**SET TASK**
Which lines below hold the word "What"? Report each one.

=======

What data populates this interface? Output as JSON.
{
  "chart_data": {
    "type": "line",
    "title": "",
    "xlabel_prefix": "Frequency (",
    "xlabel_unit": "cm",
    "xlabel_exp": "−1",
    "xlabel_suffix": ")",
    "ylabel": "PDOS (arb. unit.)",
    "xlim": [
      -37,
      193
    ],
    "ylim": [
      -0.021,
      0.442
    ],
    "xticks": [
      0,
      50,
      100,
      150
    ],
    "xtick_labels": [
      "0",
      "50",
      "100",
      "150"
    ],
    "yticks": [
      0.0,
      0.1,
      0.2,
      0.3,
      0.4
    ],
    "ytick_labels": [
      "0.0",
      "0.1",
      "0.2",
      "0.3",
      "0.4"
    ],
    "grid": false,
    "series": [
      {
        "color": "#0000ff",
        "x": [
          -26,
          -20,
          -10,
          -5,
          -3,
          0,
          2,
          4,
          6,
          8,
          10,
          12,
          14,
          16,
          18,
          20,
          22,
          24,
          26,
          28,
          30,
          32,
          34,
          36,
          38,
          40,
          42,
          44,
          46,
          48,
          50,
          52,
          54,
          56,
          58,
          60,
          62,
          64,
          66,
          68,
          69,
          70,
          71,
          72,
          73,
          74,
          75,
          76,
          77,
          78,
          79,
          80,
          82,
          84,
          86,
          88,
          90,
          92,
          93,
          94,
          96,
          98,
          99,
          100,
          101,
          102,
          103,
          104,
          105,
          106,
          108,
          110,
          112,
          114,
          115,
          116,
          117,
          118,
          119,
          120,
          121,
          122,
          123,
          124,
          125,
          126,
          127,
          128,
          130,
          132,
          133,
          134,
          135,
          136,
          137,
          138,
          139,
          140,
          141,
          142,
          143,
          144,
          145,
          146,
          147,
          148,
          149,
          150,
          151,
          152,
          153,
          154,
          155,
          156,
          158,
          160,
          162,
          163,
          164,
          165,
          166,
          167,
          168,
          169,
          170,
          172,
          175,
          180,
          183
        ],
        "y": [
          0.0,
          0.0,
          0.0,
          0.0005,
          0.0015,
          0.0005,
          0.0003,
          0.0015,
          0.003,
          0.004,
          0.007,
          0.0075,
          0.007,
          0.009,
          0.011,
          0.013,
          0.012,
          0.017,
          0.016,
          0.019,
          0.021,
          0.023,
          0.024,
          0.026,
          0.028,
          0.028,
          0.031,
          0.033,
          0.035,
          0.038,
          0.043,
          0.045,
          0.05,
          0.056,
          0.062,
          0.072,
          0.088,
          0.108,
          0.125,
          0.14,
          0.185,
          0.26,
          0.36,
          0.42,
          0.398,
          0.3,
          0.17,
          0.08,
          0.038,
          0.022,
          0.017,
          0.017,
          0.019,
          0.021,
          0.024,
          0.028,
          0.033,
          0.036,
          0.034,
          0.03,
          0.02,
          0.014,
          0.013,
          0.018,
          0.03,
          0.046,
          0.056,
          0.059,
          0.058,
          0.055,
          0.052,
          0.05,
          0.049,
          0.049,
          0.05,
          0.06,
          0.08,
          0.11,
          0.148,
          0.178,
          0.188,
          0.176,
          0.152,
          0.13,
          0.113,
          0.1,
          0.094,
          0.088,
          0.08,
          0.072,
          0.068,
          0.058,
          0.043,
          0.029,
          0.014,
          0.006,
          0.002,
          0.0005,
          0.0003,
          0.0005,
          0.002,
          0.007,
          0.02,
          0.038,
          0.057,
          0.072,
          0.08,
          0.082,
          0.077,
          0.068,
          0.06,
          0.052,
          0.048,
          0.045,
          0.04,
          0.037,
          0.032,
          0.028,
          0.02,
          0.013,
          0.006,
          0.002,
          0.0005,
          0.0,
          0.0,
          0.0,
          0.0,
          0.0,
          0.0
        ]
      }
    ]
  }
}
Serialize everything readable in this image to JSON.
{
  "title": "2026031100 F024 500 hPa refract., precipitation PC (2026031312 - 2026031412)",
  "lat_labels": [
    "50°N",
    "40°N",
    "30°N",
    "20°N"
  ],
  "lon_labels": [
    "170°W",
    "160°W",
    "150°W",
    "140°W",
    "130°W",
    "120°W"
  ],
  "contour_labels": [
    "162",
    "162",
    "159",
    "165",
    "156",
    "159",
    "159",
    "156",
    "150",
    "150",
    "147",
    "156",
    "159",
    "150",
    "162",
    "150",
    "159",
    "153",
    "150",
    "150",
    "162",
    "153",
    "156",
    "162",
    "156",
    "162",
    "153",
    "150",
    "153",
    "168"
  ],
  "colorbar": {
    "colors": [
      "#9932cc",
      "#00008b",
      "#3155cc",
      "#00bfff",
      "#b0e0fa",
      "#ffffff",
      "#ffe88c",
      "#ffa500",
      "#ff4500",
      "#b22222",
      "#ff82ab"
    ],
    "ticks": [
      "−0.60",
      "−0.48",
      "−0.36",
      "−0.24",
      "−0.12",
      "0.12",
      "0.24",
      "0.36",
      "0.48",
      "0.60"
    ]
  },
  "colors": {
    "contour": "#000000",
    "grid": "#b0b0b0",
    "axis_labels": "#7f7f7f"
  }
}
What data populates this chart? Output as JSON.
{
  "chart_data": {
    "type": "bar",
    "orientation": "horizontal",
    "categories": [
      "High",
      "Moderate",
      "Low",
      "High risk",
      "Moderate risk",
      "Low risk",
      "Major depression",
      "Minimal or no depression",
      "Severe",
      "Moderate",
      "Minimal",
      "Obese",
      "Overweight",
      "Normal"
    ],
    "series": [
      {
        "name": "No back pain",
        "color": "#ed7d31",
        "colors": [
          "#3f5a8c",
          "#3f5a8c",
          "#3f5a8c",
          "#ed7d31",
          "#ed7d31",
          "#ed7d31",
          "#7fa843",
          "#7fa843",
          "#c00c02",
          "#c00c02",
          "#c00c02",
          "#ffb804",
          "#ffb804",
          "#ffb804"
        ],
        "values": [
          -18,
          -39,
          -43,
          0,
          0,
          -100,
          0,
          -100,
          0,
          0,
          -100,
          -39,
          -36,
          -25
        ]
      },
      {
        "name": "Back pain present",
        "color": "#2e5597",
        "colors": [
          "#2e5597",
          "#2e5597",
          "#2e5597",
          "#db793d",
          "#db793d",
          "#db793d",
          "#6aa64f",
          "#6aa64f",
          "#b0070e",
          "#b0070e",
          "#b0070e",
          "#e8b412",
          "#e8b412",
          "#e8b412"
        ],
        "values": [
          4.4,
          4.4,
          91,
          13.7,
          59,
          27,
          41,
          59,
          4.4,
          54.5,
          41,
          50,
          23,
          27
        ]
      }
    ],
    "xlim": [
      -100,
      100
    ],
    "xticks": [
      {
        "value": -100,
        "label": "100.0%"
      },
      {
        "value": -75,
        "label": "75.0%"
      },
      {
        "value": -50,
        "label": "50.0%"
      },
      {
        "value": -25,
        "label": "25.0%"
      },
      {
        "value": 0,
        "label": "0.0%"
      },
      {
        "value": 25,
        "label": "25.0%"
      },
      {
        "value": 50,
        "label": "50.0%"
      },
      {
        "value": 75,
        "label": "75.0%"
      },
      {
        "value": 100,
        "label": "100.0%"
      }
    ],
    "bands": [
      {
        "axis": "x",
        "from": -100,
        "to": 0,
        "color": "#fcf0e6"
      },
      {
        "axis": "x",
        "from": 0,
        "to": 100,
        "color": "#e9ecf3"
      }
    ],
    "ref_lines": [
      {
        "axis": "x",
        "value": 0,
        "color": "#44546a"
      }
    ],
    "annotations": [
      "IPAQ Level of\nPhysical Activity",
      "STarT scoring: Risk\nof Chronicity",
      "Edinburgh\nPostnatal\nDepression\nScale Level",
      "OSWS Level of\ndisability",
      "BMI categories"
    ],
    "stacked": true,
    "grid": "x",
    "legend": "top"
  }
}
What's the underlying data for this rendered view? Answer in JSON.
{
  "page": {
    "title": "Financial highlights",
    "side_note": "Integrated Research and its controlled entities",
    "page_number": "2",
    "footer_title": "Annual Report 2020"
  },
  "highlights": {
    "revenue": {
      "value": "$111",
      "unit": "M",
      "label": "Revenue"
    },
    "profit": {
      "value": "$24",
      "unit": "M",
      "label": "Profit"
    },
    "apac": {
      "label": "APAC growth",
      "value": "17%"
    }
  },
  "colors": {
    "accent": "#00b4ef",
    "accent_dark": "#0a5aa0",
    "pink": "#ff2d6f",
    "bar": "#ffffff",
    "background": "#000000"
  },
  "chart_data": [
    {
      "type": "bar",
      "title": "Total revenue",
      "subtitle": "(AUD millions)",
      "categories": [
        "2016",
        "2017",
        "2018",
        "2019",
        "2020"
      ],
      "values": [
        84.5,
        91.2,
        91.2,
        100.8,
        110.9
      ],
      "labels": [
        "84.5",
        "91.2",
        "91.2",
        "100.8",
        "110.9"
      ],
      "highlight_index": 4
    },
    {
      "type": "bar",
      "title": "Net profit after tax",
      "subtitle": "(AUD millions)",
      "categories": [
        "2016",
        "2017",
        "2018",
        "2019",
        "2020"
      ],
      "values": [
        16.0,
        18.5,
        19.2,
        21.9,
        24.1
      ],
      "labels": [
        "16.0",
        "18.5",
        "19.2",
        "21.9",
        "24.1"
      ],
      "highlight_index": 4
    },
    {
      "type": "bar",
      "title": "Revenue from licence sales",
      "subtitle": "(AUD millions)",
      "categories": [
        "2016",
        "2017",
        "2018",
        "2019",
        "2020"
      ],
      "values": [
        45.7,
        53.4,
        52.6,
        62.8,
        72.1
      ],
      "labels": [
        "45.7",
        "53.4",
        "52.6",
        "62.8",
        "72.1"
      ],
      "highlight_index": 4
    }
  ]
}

=======

**OUTPUT OF THE EXERCISE**
What data populates this interface? Output as JSON.
What data populates this chart? Output as JSON.
What's the underlying data for this rendered view? Answer in JSON.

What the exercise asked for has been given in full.